** start of Information supplied **

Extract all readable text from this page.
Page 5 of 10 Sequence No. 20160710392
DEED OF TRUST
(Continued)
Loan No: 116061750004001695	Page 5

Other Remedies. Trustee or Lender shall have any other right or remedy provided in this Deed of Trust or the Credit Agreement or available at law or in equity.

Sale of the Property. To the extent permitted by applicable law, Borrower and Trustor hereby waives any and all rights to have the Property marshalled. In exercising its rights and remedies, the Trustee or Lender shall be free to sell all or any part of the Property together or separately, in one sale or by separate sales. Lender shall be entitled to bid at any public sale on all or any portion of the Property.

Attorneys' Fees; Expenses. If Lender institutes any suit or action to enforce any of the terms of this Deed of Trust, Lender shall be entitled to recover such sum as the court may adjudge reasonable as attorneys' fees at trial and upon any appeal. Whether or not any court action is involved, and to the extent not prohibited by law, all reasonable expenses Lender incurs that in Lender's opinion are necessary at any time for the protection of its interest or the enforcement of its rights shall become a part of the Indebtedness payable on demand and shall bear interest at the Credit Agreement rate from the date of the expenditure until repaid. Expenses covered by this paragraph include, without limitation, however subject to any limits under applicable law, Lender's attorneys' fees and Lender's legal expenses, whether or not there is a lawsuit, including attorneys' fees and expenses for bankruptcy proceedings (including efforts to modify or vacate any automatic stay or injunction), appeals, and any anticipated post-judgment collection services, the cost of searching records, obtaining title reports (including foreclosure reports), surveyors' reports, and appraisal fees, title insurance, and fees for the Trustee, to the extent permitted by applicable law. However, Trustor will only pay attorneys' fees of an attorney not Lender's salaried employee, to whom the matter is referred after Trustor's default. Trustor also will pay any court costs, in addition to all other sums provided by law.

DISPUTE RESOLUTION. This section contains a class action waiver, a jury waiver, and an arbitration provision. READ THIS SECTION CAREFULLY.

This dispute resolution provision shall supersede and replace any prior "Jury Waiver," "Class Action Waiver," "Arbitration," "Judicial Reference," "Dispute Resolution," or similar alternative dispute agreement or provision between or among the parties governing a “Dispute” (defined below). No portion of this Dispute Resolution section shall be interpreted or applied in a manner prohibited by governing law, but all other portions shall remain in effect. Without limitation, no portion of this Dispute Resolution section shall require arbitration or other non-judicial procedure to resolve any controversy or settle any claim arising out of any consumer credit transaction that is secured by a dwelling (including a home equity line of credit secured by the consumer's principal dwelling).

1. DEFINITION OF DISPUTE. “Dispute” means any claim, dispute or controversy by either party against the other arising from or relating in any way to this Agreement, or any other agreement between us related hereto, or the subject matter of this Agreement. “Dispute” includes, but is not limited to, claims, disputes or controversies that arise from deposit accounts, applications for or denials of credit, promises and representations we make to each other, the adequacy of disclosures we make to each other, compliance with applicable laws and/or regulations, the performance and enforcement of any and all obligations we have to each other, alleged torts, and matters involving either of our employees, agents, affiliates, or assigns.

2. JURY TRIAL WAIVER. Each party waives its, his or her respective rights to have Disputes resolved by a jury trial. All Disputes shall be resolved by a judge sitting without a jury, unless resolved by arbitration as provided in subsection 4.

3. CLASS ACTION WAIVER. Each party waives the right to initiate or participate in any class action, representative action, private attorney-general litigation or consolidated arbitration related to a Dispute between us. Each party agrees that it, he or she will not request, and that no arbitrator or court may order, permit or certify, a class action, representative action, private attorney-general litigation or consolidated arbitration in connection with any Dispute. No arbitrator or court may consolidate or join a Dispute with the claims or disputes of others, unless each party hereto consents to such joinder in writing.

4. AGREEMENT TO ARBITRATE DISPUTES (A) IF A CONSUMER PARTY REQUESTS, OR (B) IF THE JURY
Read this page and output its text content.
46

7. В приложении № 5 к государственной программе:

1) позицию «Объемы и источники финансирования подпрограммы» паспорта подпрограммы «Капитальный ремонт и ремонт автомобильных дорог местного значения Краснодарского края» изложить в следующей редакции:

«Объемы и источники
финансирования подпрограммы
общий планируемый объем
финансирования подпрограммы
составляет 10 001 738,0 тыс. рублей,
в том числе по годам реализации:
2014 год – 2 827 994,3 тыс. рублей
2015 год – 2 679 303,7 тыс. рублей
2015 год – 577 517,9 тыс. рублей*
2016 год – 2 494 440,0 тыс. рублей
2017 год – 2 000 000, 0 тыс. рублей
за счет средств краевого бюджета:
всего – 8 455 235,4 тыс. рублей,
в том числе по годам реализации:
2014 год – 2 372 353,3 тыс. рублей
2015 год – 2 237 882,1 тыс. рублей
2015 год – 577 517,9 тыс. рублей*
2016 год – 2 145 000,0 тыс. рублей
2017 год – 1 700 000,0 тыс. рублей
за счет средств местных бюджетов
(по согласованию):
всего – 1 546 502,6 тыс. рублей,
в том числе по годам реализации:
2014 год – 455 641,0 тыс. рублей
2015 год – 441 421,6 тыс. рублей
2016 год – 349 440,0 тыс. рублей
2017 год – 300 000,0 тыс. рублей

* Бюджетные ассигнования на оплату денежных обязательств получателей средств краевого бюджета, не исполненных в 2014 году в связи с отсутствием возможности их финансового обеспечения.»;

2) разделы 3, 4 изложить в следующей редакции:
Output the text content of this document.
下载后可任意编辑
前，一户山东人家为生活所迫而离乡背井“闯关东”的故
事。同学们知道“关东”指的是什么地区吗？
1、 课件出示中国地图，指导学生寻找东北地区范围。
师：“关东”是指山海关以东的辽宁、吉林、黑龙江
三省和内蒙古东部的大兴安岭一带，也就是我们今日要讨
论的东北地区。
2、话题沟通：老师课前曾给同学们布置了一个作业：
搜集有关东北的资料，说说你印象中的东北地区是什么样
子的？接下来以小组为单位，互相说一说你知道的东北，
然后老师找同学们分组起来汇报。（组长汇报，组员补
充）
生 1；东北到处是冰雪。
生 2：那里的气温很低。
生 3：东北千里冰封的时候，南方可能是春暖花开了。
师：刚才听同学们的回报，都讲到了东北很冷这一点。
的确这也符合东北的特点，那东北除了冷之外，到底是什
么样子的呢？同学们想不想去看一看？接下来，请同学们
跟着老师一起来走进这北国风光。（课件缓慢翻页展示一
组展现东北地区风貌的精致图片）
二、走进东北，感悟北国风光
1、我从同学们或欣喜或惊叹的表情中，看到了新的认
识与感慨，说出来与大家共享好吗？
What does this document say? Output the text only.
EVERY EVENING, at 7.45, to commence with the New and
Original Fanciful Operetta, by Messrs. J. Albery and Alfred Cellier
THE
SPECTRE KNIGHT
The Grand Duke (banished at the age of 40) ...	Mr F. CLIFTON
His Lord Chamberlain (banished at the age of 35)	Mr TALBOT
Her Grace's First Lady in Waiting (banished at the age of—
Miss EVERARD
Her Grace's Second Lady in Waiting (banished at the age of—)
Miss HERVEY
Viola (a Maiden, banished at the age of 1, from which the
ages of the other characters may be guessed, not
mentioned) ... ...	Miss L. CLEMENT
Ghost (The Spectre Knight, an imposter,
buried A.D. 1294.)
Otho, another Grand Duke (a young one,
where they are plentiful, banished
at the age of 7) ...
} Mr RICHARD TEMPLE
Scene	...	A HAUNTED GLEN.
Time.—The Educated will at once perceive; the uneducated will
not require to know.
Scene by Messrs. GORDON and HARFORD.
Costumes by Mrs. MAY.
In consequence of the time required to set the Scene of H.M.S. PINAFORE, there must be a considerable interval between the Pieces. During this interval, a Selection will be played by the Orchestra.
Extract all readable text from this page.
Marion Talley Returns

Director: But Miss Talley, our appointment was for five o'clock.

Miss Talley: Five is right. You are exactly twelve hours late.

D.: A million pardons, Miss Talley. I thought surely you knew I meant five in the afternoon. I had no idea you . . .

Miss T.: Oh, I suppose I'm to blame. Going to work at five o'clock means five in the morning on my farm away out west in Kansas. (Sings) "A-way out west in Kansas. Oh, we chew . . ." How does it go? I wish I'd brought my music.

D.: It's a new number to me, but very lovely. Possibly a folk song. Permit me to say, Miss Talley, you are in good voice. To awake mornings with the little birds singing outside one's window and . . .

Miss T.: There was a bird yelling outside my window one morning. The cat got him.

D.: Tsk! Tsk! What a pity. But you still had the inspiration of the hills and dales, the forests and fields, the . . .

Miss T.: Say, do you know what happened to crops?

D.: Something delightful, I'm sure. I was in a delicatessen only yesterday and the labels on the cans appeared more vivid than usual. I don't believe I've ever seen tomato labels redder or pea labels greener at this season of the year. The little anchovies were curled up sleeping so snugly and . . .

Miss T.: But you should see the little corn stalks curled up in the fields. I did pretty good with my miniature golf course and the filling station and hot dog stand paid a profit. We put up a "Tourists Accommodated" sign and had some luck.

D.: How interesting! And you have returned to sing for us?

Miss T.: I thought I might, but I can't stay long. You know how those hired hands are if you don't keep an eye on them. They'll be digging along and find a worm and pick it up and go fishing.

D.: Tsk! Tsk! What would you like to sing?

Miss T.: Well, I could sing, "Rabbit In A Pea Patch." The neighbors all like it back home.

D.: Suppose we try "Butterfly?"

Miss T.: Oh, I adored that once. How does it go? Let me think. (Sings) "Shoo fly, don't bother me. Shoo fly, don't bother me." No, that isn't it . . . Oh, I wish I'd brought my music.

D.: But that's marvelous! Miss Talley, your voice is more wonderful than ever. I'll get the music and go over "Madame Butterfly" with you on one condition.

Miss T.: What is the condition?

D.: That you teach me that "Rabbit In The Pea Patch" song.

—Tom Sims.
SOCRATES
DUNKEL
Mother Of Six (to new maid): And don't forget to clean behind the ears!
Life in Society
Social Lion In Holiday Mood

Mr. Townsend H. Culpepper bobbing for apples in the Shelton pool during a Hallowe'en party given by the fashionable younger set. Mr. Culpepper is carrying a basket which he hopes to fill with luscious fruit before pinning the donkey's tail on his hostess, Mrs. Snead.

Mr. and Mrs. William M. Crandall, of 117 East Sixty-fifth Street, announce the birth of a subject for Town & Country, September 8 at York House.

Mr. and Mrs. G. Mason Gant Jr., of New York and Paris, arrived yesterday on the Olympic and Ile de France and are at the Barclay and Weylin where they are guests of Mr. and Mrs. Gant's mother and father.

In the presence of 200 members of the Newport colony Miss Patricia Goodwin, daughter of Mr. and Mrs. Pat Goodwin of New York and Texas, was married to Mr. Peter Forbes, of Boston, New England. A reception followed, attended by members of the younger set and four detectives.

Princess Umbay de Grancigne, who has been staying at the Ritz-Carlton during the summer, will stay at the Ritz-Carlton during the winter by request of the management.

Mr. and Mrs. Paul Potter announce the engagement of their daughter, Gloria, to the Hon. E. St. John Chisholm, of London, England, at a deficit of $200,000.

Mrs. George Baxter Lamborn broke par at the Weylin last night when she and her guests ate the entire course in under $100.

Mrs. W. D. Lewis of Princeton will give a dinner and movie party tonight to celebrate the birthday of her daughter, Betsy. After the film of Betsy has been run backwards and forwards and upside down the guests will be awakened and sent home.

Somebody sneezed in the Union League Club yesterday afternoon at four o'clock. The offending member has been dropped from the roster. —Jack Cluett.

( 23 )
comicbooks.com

** end of Information supplied **

Exercise goal: Using the listing above, return all lines where the word "clock" occurs.

The response:
Director: But Miss Talley, our appointment was for five o'clock.
Miss T.: Oh, I suppose I'm to blame. Going to work at five o'clock means five in the morning on my farm away out west in Kansas. (Sings) "A-way out west in Kansas. Oh, we chew . . ." How does it go? I wish I'd brought my music.
Somebody sneezed in the Union League Club yesterday afternoon at four o'clock. The offending member has been dropped from the roster. —Jack Cluett.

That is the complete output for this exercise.